[Saved entries]

• • •

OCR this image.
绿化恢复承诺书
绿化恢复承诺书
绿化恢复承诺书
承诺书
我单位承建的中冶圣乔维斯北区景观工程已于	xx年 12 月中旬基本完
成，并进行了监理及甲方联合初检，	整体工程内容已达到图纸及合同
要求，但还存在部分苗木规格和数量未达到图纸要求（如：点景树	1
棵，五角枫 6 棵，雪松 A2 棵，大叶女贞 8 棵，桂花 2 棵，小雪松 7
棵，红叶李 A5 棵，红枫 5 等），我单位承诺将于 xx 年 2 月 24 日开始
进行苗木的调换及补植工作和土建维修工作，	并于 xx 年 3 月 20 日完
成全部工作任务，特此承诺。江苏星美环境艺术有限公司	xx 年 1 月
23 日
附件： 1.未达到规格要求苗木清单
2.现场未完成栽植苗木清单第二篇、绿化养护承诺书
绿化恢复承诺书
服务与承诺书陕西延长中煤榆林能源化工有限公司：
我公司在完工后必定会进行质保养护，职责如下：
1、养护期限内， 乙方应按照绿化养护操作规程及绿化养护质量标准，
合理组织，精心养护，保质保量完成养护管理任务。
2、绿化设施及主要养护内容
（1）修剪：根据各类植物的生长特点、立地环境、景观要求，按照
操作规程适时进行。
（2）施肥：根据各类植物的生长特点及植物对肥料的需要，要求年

• • •

> **What is asked**
Copy every record exactly as presented.

> **Response for this exercise**
OCR this image.
绿化恢复承诺书
绿化恢复承诺书
绿化恢复承诺书
承诺书
我单位承建的中冶圣乔维斯北区景观工程已于	xx年 12 月中旬基本完
成，并进行了监理及甲方联合初检，	整体工程内容已达到图纸及合同
要求，但还存在部分苗木规格和数量未达到图纸要求（如：点景树	1
棵，五角枫 6 棵，雪松 A2 棵，大叶女贞 8 棵，桂花 2 棵，小雪松 7
棵，红叶李 A5 棵，红枫 5 等），我单位承诺将于 xx 年 2 月 24 日开始
进行苗木的调换及补植工作和土建维修工作，	并于 xx 年 3 月 20 日完
成全部工作任务，特此承诺。江苏星美环境艺术有限公司	xx 年 1 月
23 日
附件： 1.未达到规格要求苗木清单
2.现场未完成栽植苗木清单第二篇、绿化养护承诺书
绿化恢复承诺书
服务与承诺书陕西延长中煤榆林能源化工有限公司：
我公司在完工后必定会进行质保养护，职责如下：
1、养护期限内， 乙方应按照绿化养护操作规程及绿化养护质量标准，
合理组织，精心养护，保质保量完成养护管理任务。
2、绿化设施及主要养护内容
（1）修剪：根据各类植物的生长特点、立地环境、景观要求，按照
操作规程适时进行。
（2）施肥：根据各类植物的生长特点及植物对肥料的需要，要求年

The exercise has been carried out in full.